Required actions:
A - List every market benchmark named in the Hong Kong stock market report.
B - Write what comes next in the Hong Kong stock market report, picking up after its final sentence.

Source extract:
------------------------------------------------------------------------

HONG KONG: Hopes that a global oil glut could be easing have sent energy firms soaring in Hong Kong, helping the Hang Seng Index pile on more than three per cent as part of an Asia-wide advance.
Chinese giants CNOOC and PetroChina were the main winners in a broad advance in Hong Kong, which has been boosted this week by lower expectations of a US interest rate hike.
The benchmark Hang Seng Index soared 3.13 per cent, or 682.42 points, to 22,514.04.
Stock markets in mainland China were closed for a public holiday and will reopen on Thursday.
Oil prices extended a recent surge in Asia on Wednesday, with US benchmark West Texas Intermediate up 2.0 per cent and Brent added 1.3 per cent.
On Tuesday WTI jumped 4.9 per cent and Brent soared 5.4 per cent after the US Department of Energy forecast a drop in average production in 2016 and an increase in global demand this year.
“There’s a bit of optimism creeping into the market,” Jonathan Barratt, the chief investment officer at Ayers Alliance Securities in Sydney, told Bloomberg News.

------------------------------------------------------------------------

Data:
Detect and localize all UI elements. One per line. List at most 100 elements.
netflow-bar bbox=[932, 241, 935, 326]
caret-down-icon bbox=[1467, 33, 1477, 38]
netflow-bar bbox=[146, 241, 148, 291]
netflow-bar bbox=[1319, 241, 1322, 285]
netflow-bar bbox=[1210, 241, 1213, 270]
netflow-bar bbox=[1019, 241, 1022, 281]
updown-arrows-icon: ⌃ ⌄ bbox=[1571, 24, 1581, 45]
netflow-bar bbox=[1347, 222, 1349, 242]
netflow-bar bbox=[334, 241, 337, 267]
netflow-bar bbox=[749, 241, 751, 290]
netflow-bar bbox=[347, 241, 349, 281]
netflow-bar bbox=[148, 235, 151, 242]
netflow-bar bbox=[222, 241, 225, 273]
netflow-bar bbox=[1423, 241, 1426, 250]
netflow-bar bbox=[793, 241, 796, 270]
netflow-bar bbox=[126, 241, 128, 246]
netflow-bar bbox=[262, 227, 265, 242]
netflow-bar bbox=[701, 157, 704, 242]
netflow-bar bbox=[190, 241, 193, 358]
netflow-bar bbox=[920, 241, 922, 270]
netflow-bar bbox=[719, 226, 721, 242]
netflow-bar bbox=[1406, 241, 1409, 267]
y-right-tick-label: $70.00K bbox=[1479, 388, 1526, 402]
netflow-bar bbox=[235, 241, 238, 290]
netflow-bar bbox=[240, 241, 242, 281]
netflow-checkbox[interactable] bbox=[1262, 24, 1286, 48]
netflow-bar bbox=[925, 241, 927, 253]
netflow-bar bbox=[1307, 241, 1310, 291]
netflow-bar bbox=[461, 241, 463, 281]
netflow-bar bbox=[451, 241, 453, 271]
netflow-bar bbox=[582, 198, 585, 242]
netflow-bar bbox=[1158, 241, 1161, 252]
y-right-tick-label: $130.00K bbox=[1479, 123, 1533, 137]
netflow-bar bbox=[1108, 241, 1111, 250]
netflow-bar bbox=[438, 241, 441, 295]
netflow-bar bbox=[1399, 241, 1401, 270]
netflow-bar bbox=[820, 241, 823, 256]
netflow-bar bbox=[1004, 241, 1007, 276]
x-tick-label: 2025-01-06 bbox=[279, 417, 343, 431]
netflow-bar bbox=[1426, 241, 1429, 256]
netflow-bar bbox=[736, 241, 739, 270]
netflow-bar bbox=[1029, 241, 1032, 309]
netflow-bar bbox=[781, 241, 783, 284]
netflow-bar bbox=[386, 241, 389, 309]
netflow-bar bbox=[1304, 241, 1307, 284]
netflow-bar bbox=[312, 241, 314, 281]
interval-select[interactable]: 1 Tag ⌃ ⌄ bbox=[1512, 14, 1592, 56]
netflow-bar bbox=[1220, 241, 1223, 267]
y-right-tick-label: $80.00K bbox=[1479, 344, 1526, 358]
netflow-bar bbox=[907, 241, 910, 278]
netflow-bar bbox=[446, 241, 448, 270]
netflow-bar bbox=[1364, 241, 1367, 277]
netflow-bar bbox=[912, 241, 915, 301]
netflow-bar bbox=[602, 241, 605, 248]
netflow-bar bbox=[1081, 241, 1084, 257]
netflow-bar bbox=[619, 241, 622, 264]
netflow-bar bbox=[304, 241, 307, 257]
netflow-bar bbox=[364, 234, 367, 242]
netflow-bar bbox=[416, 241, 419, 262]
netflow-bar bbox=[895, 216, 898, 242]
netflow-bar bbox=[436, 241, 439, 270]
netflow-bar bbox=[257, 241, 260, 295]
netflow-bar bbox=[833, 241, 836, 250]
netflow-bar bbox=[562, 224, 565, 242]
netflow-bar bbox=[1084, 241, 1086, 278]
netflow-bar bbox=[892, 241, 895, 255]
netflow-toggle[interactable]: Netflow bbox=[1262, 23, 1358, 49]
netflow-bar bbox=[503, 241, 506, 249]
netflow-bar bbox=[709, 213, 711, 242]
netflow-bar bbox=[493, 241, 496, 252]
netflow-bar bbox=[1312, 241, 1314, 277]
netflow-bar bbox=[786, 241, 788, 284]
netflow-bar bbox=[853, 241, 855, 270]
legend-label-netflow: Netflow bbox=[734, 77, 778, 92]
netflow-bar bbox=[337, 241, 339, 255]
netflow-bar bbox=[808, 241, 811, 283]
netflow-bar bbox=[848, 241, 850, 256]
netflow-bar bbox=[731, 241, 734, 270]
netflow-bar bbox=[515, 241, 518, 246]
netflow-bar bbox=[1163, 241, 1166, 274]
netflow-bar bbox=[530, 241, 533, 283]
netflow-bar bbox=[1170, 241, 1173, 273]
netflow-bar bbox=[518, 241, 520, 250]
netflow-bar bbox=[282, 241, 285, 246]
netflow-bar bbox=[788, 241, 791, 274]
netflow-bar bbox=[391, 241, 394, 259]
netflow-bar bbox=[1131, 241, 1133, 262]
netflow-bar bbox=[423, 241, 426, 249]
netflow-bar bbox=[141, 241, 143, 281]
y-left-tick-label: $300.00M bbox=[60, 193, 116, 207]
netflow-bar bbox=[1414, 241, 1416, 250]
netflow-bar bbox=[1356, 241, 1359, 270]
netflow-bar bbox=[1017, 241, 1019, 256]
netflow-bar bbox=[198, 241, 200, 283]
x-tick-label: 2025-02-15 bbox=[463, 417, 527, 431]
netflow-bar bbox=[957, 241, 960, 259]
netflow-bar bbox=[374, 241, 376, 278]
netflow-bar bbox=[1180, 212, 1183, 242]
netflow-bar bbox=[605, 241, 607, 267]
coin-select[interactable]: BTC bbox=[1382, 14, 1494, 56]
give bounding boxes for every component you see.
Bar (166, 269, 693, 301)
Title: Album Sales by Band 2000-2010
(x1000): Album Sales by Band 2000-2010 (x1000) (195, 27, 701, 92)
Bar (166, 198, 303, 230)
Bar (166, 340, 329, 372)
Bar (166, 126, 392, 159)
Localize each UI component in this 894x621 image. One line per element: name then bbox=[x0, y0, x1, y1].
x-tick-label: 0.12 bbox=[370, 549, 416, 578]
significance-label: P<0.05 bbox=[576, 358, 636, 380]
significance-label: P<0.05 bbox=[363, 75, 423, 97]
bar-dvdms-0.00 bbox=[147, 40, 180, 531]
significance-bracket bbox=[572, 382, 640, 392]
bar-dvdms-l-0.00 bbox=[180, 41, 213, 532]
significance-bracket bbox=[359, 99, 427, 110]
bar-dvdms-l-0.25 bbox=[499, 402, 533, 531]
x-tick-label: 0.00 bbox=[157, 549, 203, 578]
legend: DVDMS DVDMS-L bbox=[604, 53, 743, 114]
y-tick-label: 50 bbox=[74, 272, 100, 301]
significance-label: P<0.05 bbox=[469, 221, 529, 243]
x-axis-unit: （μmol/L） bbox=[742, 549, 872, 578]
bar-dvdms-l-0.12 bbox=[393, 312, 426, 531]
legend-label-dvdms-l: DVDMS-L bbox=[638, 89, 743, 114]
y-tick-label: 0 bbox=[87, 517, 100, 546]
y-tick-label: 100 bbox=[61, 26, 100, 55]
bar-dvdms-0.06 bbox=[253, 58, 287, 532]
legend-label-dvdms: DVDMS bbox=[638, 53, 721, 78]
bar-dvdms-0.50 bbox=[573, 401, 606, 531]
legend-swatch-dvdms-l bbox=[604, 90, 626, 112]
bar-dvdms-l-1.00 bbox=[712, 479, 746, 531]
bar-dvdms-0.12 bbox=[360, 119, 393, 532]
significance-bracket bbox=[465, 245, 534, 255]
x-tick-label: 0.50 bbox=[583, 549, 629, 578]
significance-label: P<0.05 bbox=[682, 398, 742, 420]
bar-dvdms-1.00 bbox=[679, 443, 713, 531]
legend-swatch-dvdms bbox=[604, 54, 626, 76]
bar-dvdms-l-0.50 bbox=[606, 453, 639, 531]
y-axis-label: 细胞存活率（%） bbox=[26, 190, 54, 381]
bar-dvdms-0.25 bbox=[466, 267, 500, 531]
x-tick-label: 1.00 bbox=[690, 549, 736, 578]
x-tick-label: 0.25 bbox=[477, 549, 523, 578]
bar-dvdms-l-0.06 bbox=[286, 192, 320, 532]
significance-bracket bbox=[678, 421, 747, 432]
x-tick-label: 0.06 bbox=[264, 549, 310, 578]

------------------------------------------------------------------------

Task-by-task results:
A - Hang Seng Index, West Texas Intermediate (WTI), Brent

B -
“Prices have found a base, $US45 has been a very solid level and it will be very hard to break back down below that.”
CNOOC lead the advance, surging 13.74 per cent to $HK9.52 and PetroChina rallied 9.20 per cent to $Hk6.29, while China Shenhua Energy zoomed 9.25 per cent to $HK13.94.
Energy companies have been under pressure recently as oil prices hit six-year lows in August on concerns about a slowdown in growth in China, the world’s biggest energy consumer, as well as a supply glut combined with high US and OPEC output.
The recent rally began last week after data showed a drop in US drilling activity, raising hopes this would help ease the oversupply.